#### Your instructions
Gather every line in the listing that contains the string "queen".

⟨

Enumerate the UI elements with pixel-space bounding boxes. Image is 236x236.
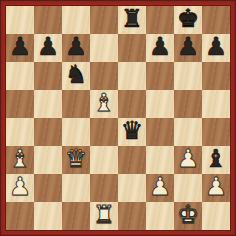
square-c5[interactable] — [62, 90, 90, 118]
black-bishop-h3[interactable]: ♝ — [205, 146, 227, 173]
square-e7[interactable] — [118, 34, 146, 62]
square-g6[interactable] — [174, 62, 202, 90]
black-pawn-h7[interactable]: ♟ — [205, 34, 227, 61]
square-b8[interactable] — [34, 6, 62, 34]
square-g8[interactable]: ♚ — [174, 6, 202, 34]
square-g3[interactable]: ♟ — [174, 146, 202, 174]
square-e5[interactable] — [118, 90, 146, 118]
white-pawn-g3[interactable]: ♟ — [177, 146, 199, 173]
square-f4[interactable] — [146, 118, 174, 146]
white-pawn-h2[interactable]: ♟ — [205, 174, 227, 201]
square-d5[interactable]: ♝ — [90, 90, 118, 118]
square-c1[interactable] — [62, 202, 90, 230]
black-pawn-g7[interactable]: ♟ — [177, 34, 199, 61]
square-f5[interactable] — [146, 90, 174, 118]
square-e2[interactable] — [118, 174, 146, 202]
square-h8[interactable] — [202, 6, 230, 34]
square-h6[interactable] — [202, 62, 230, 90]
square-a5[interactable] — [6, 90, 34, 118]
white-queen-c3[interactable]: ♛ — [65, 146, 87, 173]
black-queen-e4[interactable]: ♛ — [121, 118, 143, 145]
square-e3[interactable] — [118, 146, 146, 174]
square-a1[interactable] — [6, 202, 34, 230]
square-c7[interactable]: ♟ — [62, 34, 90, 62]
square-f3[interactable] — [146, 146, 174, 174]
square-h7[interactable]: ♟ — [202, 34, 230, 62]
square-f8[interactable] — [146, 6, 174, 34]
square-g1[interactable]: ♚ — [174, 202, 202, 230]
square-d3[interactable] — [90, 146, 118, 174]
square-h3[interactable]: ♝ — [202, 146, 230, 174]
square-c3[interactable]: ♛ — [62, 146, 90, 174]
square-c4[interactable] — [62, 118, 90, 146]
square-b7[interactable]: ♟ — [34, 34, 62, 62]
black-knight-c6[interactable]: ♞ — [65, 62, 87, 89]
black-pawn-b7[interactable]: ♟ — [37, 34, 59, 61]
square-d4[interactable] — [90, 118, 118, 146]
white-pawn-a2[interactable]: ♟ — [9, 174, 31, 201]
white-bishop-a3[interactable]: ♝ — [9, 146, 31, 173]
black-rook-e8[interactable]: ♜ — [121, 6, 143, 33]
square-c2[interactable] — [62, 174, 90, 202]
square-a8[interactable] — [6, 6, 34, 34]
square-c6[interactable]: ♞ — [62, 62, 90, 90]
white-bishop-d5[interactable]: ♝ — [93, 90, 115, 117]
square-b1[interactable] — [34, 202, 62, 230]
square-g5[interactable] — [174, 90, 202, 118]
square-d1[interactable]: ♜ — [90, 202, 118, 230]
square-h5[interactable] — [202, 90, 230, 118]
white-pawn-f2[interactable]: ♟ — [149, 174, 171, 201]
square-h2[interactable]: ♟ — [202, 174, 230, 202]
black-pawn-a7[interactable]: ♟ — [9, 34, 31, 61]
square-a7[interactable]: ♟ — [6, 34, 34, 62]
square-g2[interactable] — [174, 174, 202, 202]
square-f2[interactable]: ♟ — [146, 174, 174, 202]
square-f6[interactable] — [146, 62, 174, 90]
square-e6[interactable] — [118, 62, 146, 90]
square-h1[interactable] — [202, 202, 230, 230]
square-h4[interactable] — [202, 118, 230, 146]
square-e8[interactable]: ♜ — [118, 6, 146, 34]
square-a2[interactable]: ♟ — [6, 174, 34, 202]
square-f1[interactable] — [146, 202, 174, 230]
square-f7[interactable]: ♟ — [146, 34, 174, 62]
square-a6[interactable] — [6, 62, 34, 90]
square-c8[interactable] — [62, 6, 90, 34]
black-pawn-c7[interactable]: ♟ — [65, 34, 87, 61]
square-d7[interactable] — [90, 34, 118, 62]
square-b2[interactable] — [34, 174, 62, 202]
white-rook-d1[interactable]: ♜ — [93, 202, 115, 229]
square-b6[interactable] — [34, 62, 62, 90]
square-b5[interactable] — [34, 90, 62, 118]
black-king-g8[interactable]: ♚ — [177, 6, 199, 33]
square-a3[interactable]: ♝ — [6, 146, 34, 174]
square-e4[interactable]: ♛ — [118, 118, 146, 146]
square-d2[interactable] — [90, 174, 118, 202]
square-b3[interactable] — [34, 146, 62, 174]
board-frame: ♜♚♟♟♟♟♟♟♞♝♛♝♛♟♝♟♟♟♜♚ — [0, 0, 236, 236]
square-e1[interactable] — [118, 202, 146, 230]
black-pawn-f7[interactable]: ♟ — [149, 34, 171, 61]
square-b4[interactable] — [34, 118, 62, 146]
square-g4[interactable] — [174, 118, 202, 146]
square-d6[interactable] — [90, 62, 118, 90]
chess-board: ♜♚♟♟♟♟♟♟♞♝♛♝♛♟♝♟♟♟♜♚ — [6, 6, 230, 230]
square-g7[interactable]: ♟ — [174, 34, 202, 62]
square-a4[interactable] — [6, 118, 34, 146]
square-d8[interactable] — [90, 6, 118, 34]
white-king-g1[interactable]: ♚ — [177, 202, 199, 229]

⟩

#### Output of the exercise
white-queen-c3[interactable]: ♛ — [65, 146, 87, 173]
black-queen-e4[interactable]: ♛ — [121, 118, 143, 145]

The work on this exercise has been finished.